● The task: Everything in the listing should be restated word for word.

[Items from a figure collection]
- - - -

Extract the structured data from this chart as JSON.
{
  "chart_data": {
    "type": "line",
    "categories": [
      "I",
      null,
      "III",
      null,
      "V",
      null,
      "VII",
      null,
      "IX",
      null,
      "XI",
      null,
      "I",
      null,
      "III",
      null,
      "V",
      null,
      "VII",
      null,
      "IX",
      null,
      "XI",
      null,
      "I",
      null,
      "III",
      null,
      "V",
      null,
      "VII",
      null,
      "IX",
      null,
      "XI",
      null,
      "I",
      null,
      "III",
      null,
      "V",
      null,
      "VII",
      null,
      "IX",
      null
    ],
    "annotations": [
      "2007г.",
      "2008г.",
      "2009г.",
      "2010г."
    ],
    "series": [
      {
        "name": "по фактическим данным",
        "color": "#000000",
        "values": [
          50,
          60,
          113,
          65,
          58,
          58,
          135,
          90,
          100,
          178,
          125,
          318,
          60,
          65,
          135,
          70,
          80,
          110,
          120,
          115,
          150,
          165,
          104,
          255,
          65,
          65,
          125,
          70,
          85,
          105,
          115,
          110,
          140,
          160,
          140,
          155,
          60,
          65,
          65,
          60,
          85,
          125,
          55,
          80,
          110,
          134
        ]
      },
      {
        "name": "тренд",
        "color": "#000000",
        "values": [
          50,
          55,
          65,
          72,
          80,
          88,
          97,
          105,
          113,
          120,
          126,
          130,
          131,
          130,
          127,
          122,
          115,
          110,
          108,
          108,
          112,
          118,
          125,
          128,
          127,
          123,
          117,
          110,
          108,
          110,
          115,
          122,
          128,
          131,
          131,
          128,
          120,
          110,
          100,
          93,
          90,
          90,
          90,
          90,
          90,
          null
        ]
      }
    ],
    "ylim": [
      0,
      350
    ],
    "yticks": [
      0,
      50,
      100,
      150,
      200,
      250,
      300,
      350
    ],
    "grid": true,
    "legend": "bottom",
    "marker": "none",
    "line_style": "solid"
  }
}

- - - -

● Task answer:
Extract the structured data from this chart as JSON.
{
  "chart_data": {
    "type": "line",
    "categories": [
      "I",
      null,
      "III",
      null,
      "V",
      null,
      "VII",
      null,
      "IX",
      null,
      "XI",
      null,
      "I",
      null,
      "III",
      null,
      "V",
      null,
      "VII",
      null,
      "IX",
      null,
      "XI",
      null,
      "I",
      null,
      "III",
      null,
      "V",
      null,
      "VII",
      null,
      "IX",
      null,
      "XI",
      null,
      "I",
      null,
      "III",
      null,
      "V",
      null,
      "VII",
      null,
      "IX",
      null
    ],
    "annotations": [
      "2007г.",
      "2008г.",
      "2009г.",
      "2010г."
    ],
    "series": [
      {
        "name": "по фактическим данным",
        "color": "#000000",
        "values": [
          50,
          60,
          113,
          65,
          58,
          58,
          135,
          90,
          100,
          178,
          125,
          318,
          60,
          65,
          135,
          70,
          80,
          110,
          120,
          115,
          150,
          165,
          104,
          255,
          65,
          65,
          125,
          70,
          85,
          105,
          115,
          110,
          140,
          160,
          140,
          155,
          60,
          65,
          65,
          60,
          85,
          125,
          55,
          80,
          110,
          134
        ]
      },
      {
        "name": "тренд",
        "color": "#000000",
        "values": [
          50,
          55,
          65,
          72,
          80,
          88,
          97,
          105,
          113,
          120,
          126,
          130,
          131,
          130,
          127,
          122,
          115,
          110,
          108,
          108,
          112,
          118,
          125,
          128,
          127,
          123,
          117,
          110,
          108,
          110,
          115,
          122,
          128,
          131,
          131,
          128,
          120,
          110,
          100,
          93,
          90,
          90,
          90,
          90,
          90,
          null
        ]
      }
    ],
    "ylim": [
      0,
      350
    ],
    "yticks": [
      0,
      50,
      100,
      150,
      200,
      250,
      300,
      350
    ],
    "grid": true,
    "legend": "bottom",
    "marker": "none",
    "line_style": "solid"
  }
}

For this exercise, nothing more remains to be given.